(Spatial annotation items)
- - -
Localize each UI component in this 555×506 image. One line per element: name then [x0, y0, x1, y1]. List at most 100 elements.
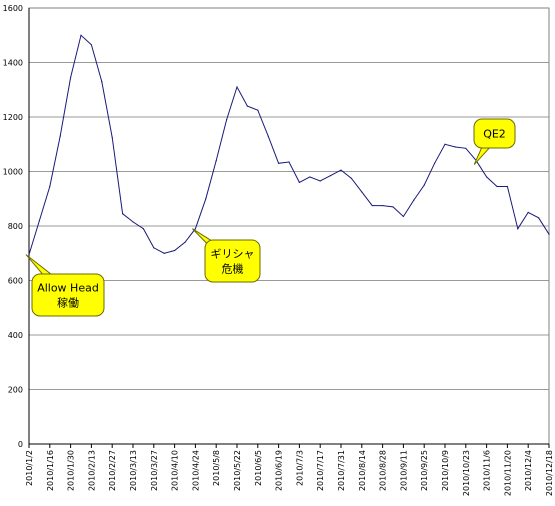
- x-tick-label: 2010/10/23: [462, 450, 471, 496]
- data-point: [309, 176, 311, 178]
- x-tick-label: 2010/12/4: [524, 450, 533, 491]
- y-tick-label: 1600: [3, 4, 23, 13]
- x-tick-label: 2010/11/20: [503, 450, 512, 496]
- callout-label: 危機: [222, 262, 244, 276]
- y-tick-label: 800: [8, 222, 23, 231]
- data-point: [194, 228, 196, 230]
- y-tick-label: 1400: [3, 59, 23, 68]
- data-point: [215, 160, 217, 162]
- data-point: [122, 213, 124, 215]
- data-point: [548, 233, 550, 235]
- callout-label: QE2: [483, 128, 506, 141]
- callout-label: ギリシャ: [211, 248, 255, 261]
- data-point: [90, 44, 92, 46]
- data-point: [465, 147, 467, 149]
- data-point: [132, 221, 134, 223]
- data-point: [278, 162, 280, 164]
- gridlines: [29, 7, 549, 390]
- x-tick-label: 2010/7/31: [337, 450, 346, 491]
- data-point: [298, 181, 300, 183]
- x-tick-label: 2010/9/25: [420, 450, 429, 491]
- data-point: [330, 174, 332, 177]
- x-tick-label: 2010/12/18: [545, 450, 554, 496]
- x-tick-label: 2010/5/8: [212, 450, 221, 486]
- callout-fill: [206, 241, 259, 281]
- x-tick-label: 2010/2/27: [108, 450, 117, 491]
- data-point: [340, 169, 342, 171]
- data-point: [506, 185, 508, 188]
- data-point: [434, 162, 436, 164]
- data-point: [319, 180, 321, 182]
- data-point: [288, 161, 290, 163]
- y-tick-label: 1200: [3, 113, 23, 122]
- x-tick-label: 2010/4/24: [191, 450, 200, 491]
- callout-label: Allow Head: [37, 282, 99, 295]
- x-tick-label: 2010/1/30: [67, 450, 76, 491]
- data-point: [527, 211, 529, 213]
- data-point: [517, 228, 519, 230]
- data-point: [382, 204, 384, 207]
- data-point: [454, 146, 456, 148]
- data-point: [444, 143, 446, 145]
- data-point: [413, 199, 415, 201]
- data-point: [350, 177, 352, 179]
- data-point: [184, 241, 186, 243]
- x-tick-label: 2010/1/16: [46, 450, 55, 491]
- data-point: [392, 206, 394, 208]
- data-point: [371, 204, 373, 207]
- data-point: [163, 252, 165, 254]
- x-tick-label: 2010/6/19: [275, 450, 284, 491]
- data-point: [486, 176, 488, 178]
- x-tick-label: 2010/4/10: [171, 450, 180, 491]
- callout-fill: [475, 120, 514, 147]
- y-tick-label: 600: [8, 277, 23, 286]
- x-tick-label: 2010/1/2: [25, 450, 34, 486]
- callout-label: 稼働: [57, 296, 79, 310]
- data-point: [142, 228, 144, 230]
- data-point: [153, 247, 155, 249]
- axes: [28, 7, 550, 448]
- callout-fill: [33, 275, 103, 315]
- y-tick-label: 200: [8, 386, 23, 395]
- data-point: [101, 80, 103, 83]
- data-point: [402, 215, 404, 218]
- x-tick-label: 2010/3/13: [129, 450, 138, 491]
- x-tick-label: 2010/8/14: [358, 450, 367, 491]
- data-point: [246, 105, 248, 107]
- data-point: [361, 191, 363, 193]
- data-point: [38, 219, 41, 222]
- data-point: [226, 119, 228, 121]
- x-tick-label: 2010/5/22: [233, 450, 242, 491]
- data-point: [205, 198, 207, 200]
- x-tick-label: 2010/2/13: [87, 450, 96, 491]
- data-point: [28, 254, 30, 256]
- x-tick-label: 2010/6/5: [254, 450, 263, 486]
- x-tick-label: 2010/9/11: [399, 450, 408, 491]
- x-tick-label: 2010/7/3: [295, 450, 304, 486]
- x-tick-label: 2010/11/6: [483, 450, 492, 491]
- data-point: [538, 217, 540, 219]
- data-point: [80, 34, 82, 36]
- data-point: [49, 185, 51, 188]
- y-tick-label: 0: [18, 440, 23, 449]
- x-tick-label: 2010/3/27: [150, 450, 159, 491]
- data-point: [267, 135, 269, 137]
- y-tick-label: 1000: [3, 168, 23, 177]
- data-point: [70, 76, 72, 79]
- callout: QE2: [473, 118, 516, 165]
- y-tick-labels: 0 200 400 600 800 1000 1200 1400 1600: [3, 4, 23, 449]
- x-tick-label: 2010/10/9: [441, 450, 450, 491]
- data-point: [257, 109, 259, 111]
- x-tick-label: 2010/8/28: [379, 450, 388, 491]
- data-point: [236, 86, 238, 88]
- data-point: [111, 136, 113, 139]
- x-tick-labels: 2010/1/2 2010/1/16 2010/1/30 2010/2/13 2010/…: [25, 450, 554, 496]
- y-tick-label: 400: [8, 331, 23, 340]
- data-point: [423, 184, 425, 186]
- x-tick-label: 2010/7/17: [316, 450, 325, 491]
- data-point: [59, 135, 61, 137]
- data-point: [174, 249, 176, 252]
- - -
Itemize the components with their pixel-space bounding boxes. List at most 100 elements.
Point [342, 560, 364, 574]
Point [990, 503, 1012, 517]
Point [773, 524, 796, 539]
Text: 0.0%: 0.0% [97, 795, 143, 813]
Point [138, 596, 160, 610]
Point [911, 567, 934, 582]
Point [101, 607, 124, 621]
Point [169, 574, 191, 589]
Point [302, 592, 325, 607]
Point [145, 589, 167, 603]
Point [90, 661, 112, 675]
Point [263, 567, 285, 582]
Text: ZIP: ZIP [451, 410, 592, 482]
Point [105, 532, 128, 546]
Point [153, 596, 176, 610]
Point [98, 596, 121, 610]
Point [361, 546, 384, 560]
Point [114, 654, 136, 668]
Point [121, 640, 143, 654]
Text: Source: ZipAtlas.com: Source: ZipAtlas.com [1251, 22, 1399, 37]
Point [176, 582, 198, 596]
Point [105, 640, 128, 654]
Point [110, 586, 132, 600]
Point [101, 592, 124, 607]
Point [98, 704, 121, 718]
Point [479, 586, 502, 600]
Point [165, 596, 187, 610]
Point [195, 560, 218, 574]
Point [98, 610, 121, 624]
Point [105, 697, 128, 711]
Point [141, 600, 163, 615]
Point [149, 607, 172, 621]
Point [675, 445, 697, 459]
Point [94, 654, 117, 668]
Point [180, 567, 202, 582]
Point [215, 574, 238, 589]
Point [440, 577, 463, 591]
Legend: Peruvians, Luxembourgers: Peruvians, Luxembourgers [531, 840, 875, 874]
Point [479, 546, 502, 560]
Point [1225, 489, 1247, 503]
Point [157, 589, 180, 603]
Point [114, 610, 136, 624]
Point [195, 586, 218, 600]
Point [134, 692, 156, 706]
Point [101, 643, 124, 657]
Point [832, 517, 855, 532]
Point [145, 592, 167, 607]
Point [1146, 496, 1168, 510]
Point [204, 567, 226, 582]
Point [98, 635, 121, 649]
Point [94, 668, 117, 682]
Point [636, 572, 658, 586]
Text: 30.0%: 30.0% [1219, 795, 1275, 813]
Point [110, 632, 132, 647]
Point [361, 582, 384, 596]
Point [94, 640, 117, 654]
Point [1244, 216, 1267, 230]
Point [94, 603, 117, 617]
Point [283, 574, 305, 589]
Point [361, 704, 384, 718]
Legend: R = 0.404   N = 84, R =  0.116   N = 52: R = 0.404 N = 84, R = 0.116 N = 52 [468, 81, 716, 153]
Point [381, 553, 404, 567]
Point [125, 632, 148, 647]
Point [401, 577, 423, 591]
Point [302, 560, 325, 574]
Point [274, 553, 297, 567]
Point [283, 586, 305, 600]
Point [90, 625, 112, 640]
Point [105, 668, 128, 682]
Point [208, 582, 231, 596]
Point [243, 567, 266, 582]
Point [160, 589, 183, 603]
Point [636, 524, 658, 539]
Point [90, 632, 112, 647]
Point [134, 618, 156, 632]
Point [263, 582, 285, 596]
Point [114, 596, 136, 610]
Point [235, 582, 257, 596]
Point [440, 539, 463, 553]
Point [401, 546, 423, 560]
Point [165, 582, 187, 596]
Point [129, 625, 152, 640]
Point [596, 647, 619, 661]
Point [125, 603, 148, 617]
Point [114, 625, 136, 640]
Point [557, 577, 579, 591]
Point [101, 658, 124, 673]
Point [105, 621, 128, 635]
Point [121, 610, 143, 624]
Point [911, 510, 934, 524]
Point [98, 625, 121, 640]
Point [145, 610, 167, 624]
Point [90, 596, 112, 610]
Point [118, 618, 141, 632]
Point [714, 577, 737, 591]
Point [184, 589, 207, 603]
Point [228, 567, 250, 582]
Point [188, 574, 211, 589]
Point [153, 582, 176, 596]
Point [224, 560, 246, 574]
- - -
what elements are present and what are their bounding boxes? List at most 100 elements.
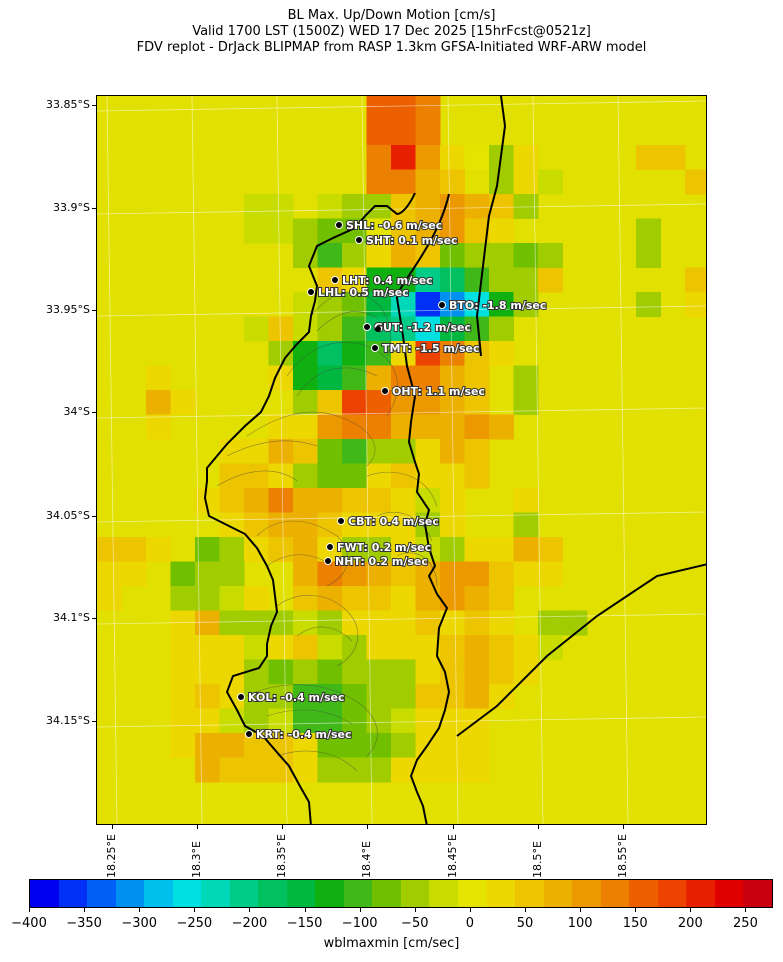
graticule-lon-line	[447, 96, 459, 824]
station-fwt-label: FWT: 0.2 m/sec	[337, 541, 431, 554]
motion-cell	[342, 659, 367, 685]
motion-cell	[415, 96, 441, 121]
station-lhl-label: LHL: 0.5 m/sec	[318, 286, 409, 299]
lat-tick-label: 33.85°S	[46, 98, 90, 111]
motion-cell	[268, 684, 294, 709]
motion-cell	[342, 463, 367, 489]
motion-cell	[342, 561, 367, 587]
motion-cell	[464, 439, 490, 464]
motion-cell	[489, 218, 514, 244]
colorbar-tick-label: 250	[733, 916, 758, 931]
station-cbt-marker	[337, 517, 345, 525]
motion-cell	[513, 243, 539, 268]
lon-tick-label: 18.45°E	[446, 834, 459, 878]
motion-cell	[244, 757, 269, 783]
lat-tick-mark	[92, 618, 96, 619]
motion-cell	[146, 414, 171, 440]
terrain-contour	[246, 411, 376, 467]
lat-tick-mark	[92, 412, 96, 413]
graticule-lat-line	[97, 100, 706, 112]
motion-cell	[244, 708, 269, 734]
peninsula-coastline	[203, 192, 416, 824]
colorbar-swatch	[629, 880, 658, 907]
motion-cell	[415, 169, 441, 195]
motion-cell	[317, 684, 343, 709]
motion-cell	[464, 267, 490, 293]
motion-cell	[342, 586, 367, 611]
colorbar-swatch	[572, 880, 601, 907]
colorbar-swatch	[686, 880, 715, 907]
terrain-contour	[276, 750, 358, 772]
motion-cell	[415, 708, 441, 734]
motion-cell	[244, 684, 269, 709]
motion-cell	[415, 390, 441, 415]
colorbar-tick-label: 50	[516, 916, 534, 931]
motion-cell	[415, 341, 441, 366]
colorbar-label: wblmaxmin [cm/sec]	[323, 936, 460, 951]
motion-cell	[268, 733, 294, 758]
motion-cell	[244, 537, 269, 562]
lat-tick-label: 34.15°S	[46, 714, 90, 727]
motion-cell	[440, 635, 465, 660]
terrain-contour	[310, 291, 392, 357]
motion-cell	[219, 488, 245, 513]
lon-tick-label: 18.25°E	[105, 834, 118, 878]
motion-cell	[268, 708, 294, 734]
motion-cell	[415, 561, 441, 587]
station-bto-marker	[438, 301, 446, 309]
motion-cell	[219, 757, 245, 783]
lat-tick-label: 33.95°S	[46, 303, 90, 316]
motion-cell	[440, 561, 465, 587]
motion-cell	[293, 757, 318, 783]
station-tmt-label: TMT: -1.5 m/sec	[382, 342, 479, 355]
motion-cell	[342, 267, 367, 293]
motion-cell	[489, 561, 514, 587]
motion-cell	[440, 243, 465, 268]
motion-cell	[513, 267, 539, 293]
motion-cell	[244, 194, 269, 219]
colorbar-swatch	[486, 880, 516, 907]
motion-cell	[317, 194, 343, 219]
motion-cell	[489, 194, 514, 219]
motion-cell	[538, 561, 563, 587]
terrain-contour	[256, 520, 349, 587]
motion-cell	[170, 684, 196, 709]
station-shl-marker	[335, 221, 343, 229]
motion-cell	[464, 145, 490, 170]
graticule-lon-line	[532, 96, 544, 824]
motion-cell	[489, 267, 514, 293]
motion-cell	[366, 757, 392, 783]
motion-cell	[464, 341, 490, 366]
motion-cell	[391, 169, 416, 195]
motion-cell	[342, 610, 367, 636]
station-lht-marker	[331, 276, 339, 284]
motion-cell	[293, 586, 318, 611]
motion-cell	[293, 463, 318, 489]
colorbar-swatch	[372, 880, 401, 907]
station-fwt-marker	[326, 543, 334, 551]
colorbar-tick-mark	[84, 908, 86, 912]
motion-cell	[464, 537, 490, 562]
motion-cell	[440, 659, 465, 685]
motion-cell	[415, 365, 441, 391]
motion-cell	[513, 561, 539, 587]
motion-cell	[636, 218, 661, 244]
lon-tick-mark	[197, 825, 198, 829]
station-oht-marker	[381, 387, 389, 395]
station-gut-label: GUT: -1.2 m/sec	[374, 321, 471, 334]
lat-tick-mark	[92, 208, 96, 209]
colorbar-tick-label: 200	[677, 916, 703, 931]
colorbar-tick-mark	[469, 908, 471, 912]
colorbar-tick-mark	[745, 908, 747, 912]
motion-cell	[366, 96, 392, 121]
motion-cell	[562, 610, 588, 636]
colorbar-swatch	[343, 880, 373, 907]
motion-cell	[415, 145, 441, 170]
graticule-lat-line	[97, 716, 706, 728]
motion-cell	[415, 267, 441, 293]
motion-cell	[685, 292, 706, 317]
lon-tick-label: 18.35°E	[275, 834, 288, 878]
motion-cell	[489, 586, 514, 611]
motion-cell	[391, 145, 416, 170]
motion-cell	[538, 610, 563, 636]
- - -
**Problem to work on**
Rewrite the lines from the one containing "96, 459, 824]" up to and including the one containing "537, 269, 562]" as a JSON list of strings, with one string per line and no blank lines.

**Complete answer**
[
  "graticule-lon-line\t[447, 96, 459, 824]",
  "station-fwt-label: FWT: 0.2 m/sec\t[337, 541, 431, 554]",
  "motion-cell\t[342, 659, 367, 685]",
  "motion-cell\t[415, 96, 441, 121]",
  "station-lhl-label: LHL: 0.5 m/sec\t[318, 286, 409, 299]",
  "lat-tick-label: 33.85°S\t[46, 98, 90, 111]",
  "motion-cell\t[268, 684, 294, 709]",
  "motion-cell\t[342, 463, 367, 489]",
  "motion-cell\t[342, 561, 367, 587]",
  "motion-cell\t[464, 439, 490, 464]",
  "motion-cell\t[489, 218, 514, 244]",
  "colorbar-tick-label: 250\t[733, 916, 758, 931]",
  "station-cbt-marker\t[337, 517, 345, 525]",
  "motion-cell\t[513, 243, 539, 268]",
  "lon-tick-label: 18.45°E\t[446, 834, 459, 878]",
  "motion-cell\t[244, 757, 269, 783]",
  "lat-tick-mark\t[92, 618, 96, 619]",
  "motion-cell\t[146, 414, 171, 440]",
  "terrain-contour\t[246, 411, 376, 467]",
  "lat-tick-mark\t[92, 412, 96, 413]",
  "graticule-lat-line\t[97, 100, 706, 112]",
  "motion-cell\t[244, 708, 269, 734]",
  "peninsula-coastline\t[203, 192, 416, 824]",
  "colorbar-swatch\t[629, 880, 658, 907]",
  "motion-cell\t[415, 169, 441, 195]",
  "motion-cell\t[317, 684, 343, 709]",
  "motion-cell\t[464, 267, 490, 293]",
  "motion-cell\t[342, 586, 367, 611]",
  "colorbar-swatch\t[572, 880, 601, 907]",
  "colorbar-swatch\t[686, 880, 715, 907]",
  "terrain-contour\t[276, 750, 358, 772]",
  "motion-cell\t[415, 708, 441, 734]",
  "motion-cell\t[244, 684, 269, 709]",
  "motion-cell\t[415, 390, 441, 415]",
  "colorbar-tick-label: 50\t[516, 916, 534, 931]",
  "motion-cell\t[415, 341, 441, 366]",
  "colorbar-label: wblmaxmin [cm/sec]\t[323, 936, 460, 951]",
  "motion-cell\t[268, 733, 294, 758]",
  "motion-cell\t[244, 537, 269, 562]"
]